» **What is being asked**: Print out each entry below exactly, please.

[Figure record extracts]
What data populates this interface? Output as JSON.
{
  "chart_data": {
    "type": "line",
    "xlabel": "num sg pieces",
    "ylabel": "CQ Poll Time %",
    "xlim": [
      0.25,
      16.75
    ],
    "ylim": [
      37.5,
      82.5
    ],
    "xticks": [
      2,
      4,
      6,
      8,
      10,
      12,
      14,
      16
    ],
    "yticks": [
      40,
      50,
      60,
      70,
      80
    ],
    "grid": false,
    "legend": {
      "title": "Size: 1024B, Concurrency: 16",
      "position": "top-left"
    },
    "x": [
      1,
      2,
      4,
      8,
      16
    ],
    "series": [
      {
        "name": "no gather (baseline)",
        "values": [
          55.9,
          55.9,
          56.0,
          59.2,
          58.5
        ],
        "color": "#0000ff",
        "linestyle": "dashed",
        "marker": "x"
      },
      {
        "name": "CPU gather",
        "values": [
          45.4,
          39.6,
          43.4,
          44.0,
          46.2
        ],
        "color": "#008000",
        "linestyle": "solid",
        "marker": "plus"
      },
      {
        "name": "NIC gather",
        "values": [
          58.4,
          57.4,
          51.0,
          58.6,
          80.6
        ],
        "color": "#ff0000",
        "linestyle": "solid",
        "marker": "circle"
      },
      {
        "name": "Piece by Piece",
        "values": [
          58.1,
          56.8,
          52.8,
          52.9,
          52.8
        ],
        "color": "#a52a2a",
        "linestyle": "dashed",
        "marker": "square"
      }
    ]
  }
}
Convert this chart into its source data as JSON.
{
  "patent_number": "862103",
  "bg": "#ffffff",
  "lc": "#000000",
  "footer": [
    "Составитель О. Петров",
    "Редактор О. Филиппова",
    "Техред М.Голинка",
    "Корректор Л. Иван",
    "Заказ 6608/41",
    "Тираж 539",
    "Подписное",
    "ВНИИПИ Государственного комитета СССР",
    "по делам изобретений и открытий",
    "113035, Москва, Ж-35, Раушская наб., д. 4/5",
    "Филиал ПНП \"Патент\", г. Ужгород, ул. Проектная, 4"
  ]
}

» **Result below**:
What data populates this interface? Output as JSON.
{
  "chart_data": {
    "type": "line",
    "xlabel": "num sg pieces",
    "ylabel": "CQ Poll Time %",
    "xlim": [
      0.25,
      16.75
    ],
    "ylim": [
      37.5,
      82.5
    ],
    "xticks": [
      2,
      4,
      6,
      8,
      10,
      12,
      14,
      16
    ],
    "yticks": [
      40,
      50,
      60,
      70,
      80
    ],
    "grid": false,
    "legend": {
      "title": "Size: 1024B, Concurrency: 16",
      "position": "top-left"
    },
    "x": [
      1,
      2,
      4,
      8,
      16
    ],
    "series": [
      {
        "name": "no gather (baseline)",
        "values": [
          55.9,
          55.9,
          56.0,
          59.2,
          58.5
        ],
        "color": "#0000ff",
        "linestyle": "dashed",
        "marker": "x"
      },
      {
        "name": "CPU gather",
        "values": [
          45.4,
          39.6,
          43.4,
          44.0,
          46.2
        ],
        "color": "#008000",
        "linestyle": "solid",
        "marker": "plus"
      },
      {
        "name": "NIC gather",
        "values": [
          58.4,
          57.4,
          51.0,
          58.6,
          80.6
        ],
        "color": "#ff0000",
        "linestyle": "solid",
        "marker": "circle"
      },
      {
        "name": "Piece by Piece",
        "values": [
          58.1,
          56.8,
          52.8,
          52.9,
          52.8
        ],
        "color": "#a52a2a",
        "linestyle": "dashed",
        "marker": "square"
      }
    ]
  }
}
Convert this chart into its source data as JSON.
{
  "patent_number": "862103",
  "bg": "#ffffff",
  "lc": "#000000",
  "footer": [
    "Составитель О. Петров",
    "Редактор О. Филиппова",
    "Техред М.Голинка",
    "Корректор Л. Иван",
    "Заказ 6608/41",
    "Тираж 539",
    "Подписное",
    "ВНИИПИ Государственного комитета СССР",
    "по делам изобретений и открытий",
    "113035, Москва, Ж-35, Раушская наб., д. 4/5",
    "Филиал ПНП \"Патент\", г. Ужгород, ул. Проектная, 4"
  ]
}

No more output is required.